Items listed in a dataset:
•••
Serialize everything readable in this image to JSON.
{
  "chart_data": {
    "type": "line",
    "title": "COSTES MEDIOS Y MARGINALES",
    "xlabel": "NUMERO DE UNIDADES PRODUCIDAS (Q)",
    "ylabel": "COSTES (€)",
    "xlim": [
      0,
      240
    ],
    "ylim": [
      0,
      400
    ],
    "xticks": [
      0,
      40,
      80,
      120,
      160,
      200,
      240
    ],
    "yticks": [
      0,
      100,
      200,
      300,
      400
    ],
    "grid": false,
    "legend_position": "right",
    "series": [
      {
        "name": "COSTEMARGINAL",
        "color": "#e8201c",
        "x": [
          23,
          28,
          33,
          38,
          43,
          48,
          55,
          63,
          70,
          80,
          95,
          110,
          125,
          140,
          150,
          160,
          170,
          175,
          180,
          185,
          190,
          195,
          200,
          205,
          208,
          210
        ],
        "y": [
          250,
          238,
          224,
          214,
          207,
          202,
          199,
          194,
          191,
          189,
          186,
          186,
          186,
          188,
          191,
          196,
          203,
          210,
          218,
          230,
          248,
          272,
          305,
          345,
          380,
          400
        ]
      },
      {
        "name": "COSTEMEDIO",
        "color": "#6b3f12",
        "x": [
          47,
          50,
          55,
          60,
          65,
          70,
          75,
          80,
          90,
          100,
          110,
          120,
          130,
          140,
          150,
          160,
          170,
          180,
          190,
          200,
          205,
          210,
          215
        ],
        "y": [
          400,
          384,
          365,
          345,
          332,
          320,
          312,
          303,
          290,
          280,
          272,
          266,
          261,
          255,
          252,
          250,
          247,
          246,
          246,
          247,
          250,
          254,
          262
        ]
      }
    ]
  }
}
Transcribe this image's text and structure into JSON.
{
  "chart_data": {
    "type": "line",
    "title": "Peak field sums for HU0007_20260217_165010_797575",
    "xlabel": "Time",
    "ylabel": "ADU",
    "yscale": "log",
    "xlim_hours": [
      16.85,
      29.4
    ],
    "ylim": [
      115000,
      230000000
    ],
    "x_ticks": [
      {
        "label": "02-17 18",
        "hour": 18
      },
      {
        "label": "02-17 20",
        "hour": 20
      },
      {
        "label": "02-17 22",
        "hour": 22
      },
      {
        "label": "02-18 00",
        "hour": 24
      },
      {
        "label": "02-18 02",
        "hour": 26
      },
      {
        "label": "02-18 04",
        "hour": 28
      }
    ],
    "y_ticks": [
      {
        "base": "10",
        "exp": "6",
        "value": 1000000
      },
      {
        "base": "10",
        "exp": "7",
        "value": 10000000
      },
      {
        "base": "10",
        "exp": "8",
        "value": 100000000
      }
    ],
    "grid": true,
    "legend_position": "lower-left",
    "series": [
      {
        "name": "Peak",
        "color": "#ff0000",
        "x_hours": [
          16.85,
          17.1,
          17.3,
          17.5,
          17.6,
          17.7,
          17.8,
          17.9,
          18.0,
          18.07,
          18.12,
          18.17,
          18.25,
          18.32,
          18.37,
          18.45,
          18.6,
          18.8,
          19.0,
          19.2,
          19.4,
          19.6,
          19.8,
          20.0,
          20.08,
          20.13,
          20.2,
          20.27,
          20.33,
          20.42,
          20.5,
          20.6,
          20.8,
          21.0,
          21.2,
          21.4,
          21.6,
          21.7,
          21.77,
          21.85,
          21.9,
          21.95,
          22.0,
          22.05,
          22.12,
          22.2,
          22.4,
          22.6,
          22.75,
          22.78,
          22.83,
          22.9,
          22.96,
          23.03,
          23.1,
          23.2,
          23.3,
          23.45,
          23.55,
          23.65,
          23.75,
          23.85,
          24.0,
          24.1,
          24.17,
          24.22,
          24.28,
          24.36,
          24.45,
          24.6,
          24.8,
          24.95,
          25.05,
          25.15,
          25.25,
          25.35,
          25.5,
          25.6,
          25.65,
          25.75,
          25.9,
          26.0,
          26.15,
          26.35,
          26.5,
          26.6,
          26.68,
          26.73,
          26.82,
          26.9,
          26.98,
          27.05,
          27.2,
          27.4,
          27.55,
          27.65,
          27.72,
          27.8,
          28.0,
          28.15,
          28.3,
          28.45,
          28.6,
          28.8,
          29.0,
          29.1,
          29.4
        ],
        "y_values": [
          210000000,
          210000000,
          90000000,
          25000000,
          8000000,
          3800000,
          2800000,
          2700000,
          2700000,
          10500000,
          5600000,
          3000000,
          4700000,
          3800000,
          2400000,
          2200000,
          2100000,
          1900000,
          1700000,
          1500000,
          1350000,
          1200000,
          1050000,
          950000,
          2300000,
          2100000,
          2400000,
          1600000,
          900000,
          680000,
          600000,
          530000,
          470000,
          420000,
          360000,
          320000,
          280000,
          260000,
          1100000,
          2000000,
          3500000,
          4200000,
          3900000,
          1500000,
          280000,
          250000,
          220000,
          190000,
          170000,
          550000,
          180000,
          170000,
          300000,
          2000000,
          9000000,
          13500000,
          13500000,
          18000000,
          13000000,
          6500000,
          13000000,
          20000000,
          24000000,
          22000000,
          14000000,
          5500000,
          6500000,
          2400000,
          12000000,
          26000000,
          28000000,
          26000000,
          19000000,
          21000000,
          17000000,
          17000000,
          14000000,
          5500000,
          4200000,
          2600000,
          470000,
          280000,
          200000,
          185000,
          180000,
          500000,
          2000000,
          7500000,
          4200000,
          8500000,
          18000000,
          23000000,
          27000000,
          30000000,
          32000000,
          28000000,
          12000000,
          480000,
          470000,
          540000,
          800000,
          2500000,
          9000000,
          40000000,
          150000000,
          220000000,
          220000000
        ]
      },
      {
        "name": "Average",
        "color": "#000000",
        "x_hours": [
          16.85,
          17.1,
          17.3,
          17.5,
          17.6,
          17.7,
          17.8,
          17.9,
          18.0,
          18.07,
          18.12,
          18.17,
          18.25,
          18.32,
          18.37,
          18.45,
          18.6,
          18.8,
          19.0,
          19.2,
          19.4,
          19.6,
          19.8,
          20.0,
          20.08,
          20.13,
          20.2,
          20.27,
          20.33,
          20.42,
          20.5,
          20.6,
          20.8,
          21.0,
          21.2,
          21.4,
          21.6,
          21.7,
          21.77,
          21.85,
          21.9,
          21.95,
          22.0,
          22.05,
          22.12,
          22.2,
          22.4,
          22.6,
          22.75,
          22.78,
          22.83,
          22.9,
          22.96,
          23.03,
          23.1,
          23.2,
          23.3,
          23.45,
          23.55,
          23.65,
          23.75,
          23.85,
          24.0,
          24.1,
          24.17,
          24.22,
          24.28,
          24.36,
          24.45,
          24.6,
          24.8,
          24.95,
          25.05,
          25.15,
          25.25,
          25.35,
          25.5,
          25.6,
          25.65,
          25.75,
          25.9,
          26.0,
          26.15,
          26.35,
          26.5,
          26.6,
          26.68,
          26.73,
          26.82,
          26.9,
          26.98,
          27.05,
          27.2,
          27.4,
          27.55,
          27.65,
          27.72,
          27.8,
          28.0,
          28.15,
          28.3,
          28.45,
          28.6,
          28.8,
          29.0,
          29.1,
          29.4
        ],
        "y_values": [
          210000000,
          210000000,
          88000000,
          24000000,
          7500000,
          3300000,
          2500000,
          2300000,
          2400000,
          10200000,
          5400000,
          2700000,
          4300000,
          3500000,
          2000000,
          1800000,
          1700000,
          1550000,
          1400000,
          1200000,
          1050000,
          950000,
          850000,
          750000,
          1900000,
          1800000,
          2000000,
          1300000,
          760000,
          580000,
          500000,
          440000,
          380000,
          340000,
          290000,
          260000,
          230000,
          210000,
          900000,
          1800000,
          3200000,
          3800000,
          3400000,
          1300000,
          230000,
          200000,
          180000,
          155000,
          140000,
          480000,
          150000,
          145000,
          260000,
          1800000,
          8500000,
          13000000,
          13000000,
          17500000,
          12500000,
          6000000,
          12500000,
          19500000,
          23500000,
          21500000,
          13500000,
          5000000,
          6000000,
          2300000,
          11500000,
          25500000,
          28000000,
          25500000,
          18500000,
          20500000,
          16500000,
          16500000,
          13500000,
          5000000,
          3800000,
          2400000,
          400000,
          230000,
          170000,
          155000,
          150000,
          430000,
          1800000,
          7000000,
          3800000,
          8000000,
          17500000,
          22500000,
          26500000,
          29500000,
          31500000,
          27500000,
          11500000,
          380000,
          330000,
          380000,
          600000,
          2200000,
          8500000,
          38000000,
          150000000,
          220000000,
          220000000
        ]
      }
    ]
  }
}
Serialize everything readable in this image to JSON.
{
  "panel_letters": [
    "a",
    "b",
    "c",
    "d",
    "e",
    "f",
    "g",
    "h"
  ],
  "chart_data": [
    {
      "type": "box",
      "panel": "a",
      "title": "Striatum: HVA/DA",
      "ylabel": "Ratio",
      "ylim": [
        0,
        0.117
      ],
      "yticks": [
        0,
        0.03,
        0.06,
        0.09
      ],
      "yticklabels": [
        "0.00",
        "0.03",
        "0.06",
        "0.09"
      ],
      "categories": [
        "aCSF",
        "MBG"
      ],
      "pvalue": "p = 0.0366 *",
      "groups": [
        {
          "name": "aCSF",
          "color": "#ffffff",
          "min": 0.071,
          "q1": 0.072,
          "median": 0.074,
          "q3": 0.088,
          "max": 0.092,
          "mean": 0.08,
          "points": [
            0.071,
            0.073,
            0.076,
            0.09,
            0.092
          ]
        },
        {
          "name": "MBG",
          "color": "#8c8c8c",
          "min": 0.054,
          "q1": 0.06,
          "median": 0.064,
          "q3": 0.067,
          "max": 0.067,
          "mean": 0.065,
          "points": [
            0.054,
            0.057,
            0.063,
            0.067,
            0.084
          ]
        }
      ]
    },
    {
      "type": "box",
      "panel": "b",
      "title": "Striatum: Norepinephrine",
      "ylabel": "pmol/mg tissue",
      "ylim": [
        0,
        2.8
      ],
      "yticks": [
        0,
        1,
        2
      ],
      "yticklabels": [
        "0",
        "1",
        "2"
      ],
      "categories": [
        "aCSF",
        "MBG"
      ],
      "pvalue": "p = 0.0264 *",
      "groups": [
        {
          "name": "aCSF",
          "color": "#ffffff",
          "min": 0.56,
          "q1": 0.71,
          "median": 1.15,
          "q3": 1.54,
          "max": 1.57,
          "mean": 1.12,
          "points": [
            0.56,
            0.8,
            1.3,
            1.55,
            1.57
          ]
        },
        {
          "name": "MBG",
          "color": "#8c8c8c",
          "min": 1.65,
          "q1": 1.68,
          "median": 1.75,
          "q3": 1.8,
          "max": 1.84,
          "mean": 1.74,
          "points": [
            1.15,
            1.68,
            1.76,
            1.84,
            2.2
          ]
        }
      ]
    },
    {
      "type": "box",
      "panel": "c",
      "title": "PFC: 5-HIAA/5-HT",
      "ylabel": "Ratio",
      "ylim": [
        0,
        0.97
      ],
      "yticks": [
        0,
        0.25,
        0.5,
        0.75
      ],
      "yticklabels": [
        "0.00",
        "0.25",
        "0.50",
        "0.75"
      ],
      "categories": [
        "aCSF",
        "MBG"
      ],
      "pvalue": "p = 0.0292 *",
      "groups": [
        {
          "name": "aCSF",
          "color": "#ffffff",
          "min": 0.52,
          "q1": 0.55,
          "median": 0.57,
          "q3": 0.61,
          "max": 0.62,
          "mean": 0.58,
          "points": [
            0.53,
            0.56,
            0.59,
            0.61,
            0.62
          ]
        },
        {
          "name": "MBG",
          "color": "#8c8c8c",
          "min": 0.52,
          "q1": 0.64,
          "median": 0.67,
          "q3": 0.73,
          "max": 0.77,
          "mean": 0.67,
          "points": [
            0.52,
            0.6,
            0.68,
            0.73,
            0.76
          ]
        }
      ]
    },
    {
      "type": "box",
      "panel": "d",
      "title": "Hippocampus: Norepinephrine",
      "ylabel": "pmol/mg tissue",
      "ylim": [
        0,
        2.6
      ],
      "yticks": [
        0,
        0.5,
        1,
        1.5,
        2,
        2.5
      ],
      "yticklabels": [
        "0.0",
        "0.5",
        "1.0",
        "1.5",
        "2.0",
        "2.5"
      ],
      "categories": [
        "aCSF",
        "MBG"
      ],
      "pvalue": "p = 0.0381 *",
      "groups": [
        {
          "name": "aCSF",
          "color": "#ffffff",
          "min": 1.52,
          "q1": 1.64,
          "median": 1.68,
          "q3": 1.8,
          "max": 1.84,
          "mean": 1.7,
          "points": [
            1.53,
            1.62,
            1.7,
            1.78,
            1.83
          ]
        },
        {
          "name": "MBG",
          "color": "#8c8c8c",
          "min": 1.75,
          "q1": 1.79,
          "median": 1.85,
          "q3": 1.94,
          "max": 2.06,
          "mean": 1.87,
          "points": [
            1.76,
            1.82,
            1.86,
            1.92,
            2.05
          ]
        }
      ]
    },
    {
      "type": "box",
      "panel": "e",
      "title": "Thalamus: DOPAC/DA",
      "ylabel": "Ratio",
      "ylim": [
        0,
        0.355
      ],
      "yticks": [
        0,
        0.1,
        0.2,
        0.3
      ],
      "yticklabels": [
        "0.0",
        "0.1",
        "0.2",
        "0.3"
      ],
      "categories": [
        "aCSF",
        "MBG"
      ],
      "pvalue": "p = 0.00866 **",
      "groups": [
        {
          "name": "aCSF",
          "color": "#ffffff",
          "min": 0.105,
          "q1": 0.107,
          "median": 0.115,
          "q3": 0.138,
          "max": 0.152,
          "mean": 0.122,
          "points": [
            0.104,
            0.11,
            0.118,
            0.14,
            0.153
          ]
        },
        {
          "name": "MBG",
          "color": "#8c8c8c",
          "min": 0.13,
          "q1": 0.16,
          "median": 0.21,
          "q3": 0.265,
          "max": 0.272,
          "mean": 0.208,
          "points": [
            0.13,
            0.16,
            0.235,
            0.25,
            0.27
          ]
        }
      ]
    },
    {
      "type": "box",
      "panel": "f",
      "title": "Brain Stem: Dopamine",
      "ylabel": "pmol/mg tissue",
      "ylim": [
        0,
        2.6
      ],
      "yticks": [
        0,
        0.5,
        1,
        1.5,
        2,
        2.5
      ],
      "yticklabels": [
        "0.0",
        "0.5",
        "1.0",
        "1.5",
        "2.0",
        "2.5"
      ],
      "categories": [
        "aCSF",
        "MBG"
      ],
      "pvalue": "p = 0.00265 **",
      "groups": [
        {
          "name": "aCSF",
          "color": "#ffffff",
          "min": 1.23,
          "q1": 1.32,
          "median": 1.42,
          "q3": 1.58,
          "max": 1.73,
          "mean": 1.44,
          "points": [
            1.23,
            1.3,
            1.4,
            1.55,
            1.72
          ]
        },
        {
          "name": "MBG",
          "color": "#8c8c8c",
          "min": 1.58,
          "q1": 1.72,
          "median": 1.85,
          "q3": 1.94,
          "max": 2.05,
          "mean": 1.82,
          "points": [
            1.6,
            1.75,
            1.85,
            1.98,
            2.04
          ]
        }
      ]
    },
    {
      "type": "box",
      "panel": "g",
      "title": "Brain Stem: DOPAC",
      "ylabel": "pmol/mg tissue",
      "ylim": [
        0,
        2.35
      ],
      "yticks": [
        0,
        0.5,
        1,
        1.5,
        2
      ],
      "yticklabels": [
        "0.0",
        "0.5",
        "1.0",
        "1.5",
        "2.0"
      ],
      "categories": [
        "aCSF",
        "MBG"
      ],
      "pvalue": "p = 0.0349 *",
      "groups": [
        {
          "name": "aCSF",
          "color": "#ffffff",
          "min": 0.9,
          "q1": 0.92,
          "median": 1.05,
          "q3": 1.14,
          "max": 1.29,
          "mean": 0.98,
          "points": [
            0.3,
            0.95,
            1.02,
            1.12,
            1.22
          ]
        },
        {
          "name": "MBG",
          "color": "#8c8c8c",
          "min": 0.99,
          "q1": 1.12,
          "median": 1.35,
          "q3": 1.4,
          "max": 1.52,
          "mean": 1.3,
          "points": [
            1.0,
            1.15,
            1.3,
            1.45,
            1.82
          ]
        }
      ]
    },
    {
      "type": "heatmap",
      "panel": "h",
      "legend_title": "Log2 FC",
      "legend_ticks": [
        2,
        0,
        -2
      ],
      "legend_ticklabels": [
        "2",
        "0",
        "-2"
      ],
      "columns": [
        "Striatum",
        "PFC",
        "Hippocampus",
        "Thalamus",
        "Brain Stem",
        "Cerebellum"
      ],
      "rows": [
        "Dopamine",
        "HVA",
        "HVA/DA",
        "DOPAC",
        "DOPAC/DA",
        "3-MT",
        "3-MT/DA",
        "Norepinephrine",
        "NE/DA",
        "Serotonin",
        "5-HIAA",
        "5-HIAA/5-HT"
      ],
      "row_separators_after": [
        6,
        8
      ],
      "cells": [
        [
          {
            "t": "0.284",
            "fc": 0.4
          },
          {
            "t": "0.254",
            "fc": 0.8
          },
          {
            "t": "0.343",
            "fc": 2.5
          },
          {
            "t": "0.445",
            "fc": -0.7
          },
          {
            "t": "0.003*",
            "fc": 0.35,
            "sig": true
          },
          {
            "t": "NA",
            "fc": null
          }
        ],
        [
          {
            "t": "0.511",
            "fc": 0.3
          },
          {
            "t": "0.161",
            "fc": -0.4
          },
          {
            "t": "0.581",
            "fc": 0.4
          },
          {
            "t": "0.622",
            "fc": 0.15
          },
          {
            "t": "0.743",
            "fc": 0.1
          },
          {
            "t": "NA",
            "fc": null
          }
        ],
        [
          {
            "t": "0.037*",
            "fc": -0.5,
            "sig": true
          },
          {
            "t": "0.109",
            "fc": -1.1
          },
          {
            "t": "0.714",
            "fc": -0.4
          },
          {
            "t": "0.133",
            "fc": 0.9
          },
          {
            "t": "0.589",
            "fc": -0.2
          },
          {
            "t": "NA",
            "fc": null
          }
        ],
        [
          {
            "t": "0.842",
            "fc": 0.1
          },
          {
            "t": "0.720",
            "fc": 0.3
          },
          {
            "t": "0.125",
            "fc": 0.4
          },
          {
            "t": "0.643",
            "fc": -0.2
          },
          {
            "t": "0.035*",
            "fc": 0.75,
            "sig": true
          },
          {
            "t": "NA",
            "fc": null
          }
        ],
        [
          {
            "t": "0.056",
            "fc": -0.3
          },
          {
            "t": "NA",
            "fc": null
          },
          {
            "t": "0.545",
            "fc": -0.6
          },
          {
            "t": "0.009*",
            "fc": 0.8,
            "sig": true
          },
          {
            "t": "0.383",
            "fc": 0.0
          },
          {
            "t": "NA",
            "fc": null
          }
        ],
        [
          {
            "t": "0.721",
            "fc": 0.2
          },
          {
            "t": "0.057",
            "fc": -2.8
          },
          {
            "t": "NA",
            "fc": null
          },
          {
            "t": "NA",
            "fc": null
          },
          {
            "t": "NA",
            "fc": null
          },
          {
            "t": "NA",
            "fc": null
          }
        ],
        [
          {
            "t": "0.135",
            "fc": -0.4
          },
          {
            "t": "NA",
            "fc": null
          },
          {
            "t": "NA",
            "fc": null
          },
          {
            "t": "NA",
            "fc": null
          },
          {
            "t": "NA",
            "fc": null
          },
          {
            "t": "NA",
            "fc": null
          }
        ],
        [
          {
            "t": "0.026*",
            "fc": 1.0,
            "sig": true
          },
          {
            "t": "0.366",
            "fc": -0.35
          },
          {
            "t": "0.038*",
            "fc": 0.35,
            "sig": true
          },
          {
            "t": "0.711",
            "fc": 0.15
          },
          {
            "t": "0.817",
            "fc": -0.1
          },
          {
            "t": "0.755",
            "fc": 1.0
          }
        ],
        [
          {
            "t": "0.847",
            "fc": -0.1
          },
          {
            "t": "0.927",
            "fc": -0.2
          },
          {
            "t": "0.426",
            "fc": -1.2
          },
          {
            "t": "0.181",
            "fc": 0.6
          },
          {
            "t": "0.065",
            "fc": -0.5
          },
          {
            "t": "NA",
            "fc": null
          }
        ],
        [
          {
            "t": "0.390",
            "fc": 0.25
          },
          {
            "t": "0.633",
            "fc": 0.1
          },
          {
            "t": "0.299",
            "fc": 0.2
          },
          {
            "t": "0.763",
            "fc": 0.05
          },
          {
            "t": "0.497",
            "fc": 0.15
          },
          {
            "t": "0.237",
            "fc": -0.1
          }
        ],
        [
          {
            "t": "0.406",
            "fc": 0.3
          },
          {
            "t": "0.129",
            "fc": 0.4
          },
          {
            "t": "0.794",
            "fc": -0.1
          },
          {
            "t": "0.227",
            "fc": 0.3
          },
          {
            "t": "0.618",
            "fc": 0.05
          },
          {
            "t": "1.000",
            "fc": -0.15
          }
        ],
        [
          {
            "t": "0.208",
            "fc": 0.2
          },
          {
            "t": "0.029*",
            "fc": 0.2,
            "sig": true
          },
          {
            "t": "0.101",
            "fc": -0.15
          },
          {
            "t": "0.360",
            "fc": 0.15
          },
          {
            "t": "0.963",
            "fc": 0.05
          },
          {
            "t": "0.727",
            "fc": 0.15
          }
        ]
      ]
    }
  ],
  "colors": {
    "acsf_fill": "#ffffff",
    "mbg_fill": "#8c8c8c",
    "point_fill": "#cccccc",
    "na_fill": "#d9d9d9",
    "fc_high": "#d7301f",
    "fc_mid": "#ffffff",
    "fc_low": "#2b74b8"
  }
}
•••
▸ **Short task**
In the entries above, find every line holding the word "pvalue" and copy it out.

▸ **Completed task**
      "pvalue": "p = 0.0366 *",
      "pvalue": "p = 0.0264 *",
      "pvalue": "p = 0.0292 *",
      "pvalue": "p = 0.0381 *",
      "pvalue": "p = 0.00866 **",
      "pvalue": "p = 0.00265 **",
      "pvalue": "p = 0.0349 *",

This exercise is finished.